→ **Record set**
════

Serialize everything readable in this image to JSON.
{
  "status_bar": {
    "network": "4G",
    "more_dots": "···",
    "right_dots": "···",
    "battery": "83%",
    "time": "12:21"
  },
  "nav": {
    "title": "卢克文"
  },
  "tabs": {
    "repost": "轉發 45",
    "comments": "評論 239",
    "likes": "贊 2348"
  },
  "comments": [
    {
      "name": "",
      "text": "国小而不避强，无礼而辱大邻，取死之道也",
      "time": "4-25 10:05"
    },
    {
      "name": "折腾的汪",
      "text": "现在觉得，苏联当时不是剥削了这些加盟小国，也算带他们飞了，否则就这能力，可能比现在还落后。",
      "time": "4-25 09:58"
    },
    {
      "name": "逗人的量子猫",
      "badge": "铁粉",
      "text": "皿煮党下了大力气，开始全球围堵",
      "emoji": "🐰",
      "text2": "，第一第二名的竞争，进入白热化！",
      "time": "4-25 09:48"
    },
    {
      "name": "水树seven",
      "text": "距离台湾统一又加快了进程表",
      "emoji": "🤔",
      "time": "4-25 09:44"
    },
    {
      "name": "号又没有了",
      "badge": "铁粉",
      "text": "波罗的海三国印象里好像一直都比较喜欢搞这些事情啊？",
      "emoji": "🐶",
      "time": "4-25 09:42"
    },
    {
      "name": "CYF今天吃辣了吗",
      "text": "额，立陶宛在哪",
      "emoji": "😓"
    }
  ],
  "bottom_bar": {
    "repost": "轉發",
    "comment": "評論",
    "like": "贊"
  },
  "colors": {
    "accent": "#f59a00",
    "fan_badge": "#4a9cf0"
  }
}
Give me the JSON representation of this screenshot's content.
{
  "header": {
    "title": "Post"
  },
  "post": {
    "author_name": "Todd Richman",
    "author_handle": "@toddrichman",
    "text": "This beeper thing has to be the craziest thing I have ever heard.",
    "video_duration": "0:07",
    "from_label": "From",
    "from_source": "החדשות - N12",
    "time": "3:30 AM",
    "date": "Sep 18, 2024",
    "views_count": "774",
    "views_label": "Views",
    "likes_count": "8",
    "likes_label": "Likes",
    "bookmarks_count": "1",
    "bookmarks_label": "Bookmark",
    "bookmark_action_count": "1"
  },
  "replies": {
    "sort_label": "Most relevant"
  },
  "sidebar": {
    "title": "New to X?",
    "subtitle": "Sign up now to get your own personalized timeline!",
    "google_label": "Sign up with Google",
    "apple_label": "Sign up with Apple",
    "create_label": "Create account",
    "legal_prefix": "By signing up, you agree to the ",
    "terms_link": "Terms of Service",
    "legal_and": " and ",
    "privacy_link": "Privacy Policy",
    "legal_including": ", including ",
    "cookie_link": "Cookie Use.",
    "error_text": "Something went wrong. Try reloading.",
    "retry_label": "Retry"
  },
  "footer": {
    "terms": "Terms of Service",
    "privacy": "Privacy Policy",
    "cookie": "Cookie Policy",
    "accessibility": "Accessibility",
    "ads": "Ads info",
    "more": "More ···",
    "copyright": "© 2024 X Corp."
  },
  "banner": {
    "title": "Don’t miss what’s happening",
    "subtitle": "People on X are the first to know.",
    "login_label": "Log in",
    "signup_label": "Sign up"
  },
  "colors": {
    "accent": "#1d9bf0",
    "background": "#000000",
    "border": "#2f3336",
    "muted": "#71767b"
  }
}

════

→ **Exercise prompt**
Transcribe every line of the data, exactly as it stands.

→ **The solution**
Serialize everything readable in this image to JSON.
{
  "status_bar": {
    "network": "4G",
    "more_dots": "···",
    "right_dots": "···",
    "battery": "83%",
    "time": "12:21"
  },
  "nav": {
    "title": "卢克文"
  },
  "tabs": {
    "repost": "轉發 45",
    "comments": "評論 239",
    "likes": "贊 2348"
  },
  "comments": [
    {
      "name": "",
      "text": "国小而不避强，无礼而辱大邻，取死之道也",
      "time": "4-25 10:05"
    },
    {
      "name": "折腾的汪",
      "text": "现在觉得，苏联当时不是剥削了这些加盟小国，也算带他们飞了，否则就这能力，可能比现在还落后。",
      "time": "4-25 09:58"
    },
    {
      "name": "逗人的量子猫",
      "badge": "铁粉",
      "text": "皿煮党下了大力气，开始全球围堵",
      "emoji": "🐰",
      "text2": "，第一第二名的竞争，进入白热化！",
      "time": "4-25 09:48"
    },
    {
      "name": "水树seven",
      "text": "距离台湾统一又加快了进程表",
      "emoji": "🤔",
      "time": "4-25 09:44"
    },
    {
      "name": "号又没有了",
      "badge": "铁粉",
      "text": "波罗的海三国印象里好像一直都比较喜欢搞这些事情啊？",
      "emoji": "🐶",
      "time": "4-25 09:42"
    },
    {
      "name": "CYF今天吃辣了吗",
      "text": "额，立陶宛在哪",
      "emoji": "😓"
    }
  ],
  "bottom_bar": {
    "repost": "轉發",
    "comment": "評論",
    "like": "贊"
  },
  "colors": {
    "accent": "#f59a00",
    "fan_badge": "#4a9cf0"
  }
}
Give me the JSON representation of this screenshot's content.
{
  "header": {
    "title": "Post"
  },
  "post": {
    "author_name": "Todd Richman",
    "author_handle": "@toddrichman",
    "text": "This beeper thing has to be the craziest thing I have ever heard.",
    "video_duration": "0:07",
    "from_label": "From",
    "from_source": "החדשות - N12",
    "time": "3:30 AM",
    "date": "Sep 18, 2024",
    "views_count": "774",
    "views_label": "Views",
    "likes_count": "8",
    "likes_label": "Likes",
    "bookmarks_count": "1",
    "bookmarks_label": "Bookmark",
    "bookmark_action_count": "1"
  },
  "replies": {
    "sort_label": "Most relevant"
  },
  "sidebar": {
    "title": "New to X?",
    "subtitle": "Sign up now to get your own personalized timeline!",
    "google_label": "Sign up with Google",
    "apple_label": "Sign up with Apple",
    "create_label": "Create account",
    "legal_prefix": "By signing up, you agree to the ",
    "terms_link": "Terms of Service",
    "legal_and": " and ",
    "privacy_link": "Privacy Policy",
    "legal_including": ", including ",
    "cookie_link": "Cookie Use.",
    "error_text": "Something went wrong. Try reloading.",
    "retry_label": "Retry"
  },
  "footer": {
    "terms": "Terms of Service",
    "privacy": "Privacy Policy",
    "cookie": "Cookie Policy",
    "accessibility": "Accessibility",
    "ads": "Ads info",
    "more": "More ···",
    "copyright": "© 2024 X Corp."
  },
  "banner": {
    "title": "Don’t miss what’s happening",
    "subtitle": "People on X are the first to know.",
    "login_label": "Log in",
    "signup_label": "Sign up"
  },
  "colors": {
    "accent": "#1d9bf0",
    "background": "#000000",
    "border": "#2f3336",
    "muted": "#71767b"
  }
}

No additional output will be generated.